### RECORDS FOR THIS TASK:
####

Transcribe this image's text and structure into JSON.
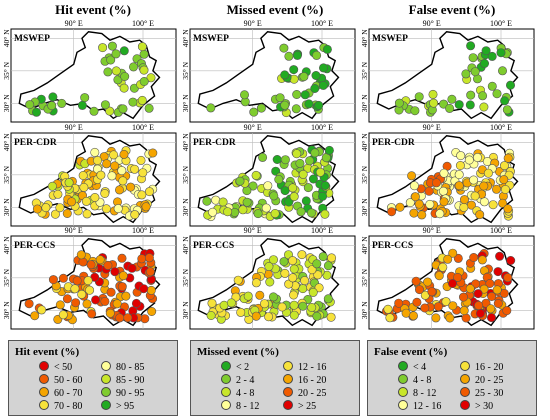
{
  "columns": [
    {
      "title": "Hit event (%)"
    },
    {
      "title": "Missed event (%)"
    },
    {
      "title": "False event (%)"
    }
  ],
  "row_labels": [
    "MSWEP",
    "PER-CDR",
    "PER-CCS"
  ],
  "axis": {
    "lon_ticks": [
      "90° E",
      "100° E"
    ],
    "lat_ticks": [
      "40° N",
      "35° N",
      "30° N"
    ]
  },
  "legends": [
    {
      "title": "Hit event (%)",
      "items": [
        {
          "label": "< 50",
          "color": "#e00000"
        },
        {
          "label": "50 - 60",
          "color": "#f05a00"
        },
        {
          "label": "60 - 70",
          "color": "#f5a500"
        },
        {
          "label": "70 - 80",
          "color": "#f7e23a"
        },
        {
          "label": "80 - 85",
          "color": "#ffff99"
        },
        {
          "label": "85 - 90",
          "color": "#c8e62a"
        },
        {
          "label": "90 - 95",
          "color": "#7fcc2e"
        },
        {
          "label": "> 95",
          "color": "#22aa22"
        }
      ]
    },
    {
      "title": "Missed event (%)",
      "items": [
        {
          "label": "< 2",
          "color": "#22aa22"
        },
        {
          "label": "2 - 4",
          "color": "#7fcc2e"
        },
        {
          "label": "4 - 8",
          "color": "#c8e62a"
        },
        {
          "label": "8 - 12",
          "color": "#ffff99"
        },
        {
          "label": "12 - 16",
          "color": "#f7e23a"
        },
        {
          "label": "16 - 20",
          "color": "#f5a500"
        },
        {
          "label": "20 - 25",
          "color": "#f05a00"
        },
        {
          "label": "> 25",
          "color": "#e00000"
        }
      ]
    },
    {
      "title": "False event (%)",
      "items": [
        {
          "label": "< 4",
          "color": "#22aa22"
        },
        {
          "label": "4 - 8",
          "color": "#7fcc2e"
        },
        {
          "label": "8 - 12",
          "color": "#c8e62a"
        },
        {
          "label": "12 - 16",
          "color": "#ffff99"
        },
        {
          "label": "16 - 20",
          "color": "#f7e23a"
        },
        {
          "label": "20 - 25",
          "color": "#f5a500"
        },
        {
          "label": "25 - 30",
          "color": "#f05a00"
        },
        {
          "label": "> 30",
          "color": "#e00000"
        }
      ]
    }
  ],
  "map_panels": [
    {
      "row": 0,
      "col": 0,
      "dominant": [
        "#c8e62a",
        "#7fcc2e",
        "#22aa22"
      ]
    },
    {
      "row": 0,
      "col": 1,
      "dominant": [
        "#22aa22",
        "#7fcc2e",
        "#c8e62a"
      ]
    },
    {
      "row": 0,
      "col": 2,
      "dominant": [
        "#22aa22",
        "#7fcc2e",
        "#c8e62a"
      ]
    },
    {
      "row": 1,
      "col": 0,
      "dominant": [
        "#ffff99",
        "#f7e23a",
        "#f5a500",
        "#c8e62a"
      ]
    },
    {
      "row": 1,
      "col": 1,
      "dominant": [
        "#22aa22",
        "#7fcc2e",
        "#c8e62a",
        "#ffff99"
      ]
    },
    {
      "row": 1,
      "col": 2,
      "dominant": [
        "#f7e23a",
        "#f5a500",
        "#ffff99",
        "#f05a00"
      ]
    },
    {
      "row": 2,
      "col": 0,
      "dominant": [
        "#e00000",
        "#f05a00",
        "#f5a500",
        "#f7e23a"
      ]
    },
    {
      "row": 2,
      "col": 1,
      "dominant": [
        "#7fcc2e",
        "#c8e62a",
        "#f7e23a",
        "#f5a500"
      ]
    },
    {
      "row": 2,
      "col": 2,
      "dominant": [
        "#e00000",
        "#f05a00",
        "#f5a500",
        "#f7e23a"
      ]
    }
  ]
}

####

Do not include images; quote all of the entries above exactly.

Transcribe this image's text and structure into JSON.
{
  "columns": [
    {
      "title": "Hit event (%)"
    },
    {
      "title": "Missed event (%)"
    },
    {
      "title": "False event (%)"
    }
  ],
  "row_labels": [
    "MSWEP",
    "PER-CDR",
    "PER-CCS"
  ],
  "axis": {
    "lon_ticks": [
      "90° E",
      "100° E"
    ],
    "lat_ticks": [
      "40° N",
      "35° N",
      "30° N"
    ]
  },
  "legends": [
    {
      "title": "Hit event (%)",
      "items": [
        {
          "label": "< 50",
          "color": "#e00000"
        },
        {
          "label": "50 - 60",
          "color": "#f05a00"
        },
        {
          "label": "60 - 70",
          "color": "#f5a500"
        },
        {
          "label": "70 - 80",
          "color": "#f7e23a"
        },
        {
          "label": "80 - 85",
          "color": "#ffff99"
        },
        {
          "label": "85 - 90",
          "color": "#c8e62a"
        },
        {
          "label": "90 - 95",
          "color": "#7fcc2e"
        },
        {
          "label": "> 95",
          "color": "#22aa22"
        }
      ]
    },
    {
      "title": "Missed event (%)",
      "items": [
        {
          "label": "< 2",
          "color": "#22aa22"
        },
        {
          "label": "2 - 4",
          "color": "#7fcc2e"
        },
        {
          "label": "4 - 8",
          "color": "#c8e62a"
        },
        {
          "label": "8 - 12",
          "color": "#ffff99"
        },
        {
          "label": "12 - 16",
          "color": "#f7e23a"
        },
        {
          "label": "16 - 20",
          "color": "#f5a500"
        },
        {
          "label": "20 - 25",
          "color": "#f05a00"
        },
        {
          "label": "> 25",
          "color": "#e00000"
        }
      ]
    },
    {
      "title": "False event (%)",
      "items": [
        {
          "label": "< 4",
          "color": "#22aa22"
        },
        {
          "label": "4 - 8",
          "color": "#7fcc2e"
        },
        {
          "label": "8 - 12",
          "color": "#c8e62a"
        },
        {
          "label": "12 - 16",
          "color": "#ffff99"
        },
        {
          "label": "16 - 20",
          "color": "#f7e23a"
        },
        {
          "label": "20 - 25",
          "color": "#f5a500"
        },
        {
          "label": "25 - 30",
          "color": "#f05a00"
        },
        {
          "label": "> 30",
          "color": "#e00000"
        }
      ]
    }
  ],
  "map_panels": [
    {
      "row": 0,
      "col": 0,
      "dominant": [
        "#c8e62a",
        "#7fcc2e",
        "#22aa22"
      ]
    },
    {
      "row": 0,
      "col": 1,
      "dominant": [
        "#22aa22",
        "#7fcc2e",
        "#c8e62a"
      ]
    },
    {
      "row": 0,
      "col": 2,
      "dominant": [
        "#22aa22",
        "#7fcc2e",
        "#c8e62a"
      ]
    },
    {
      "row": 1,
      "col": 0,
      "dominant": [
        "#ffff99",
        "#f7e23a",
        "#f5a500",
        "#c8e62a"
      ]
    },
    {
      "row": 1,
      "col": 1,
      "dominant": [
        "#22aa22",
        "#7fcc2e",
        "#c8e62a",
        "#ffff99"
      ]
    },
    {
      "row": 1,
      "col": 2,
      "dominant": [
        "#f7e23a",
        "#f5a500",
        "#ffff99",
        "#f05a00"
      ]
    },
    {
      "row": 2,
      "col": 0,
      "dominant": [
        "#e00000",
        "#f05a00",
        "#f5a500",
        "#f7e23a"
      ]
    },
    {
      "row": 2,
      "col": 1,
      "dominant": [
        "#7fcc2e",
        "#c8e62a",
        "#f7e23a",
        "#f5a500"
      ]
    },
    {
      "row": 2,
      "col": 2,
      "dominant": [
        "#e00000",
        "#f05a00",
        "#f5a500",
        "#f7e23a"
      ]
    }
  ]
}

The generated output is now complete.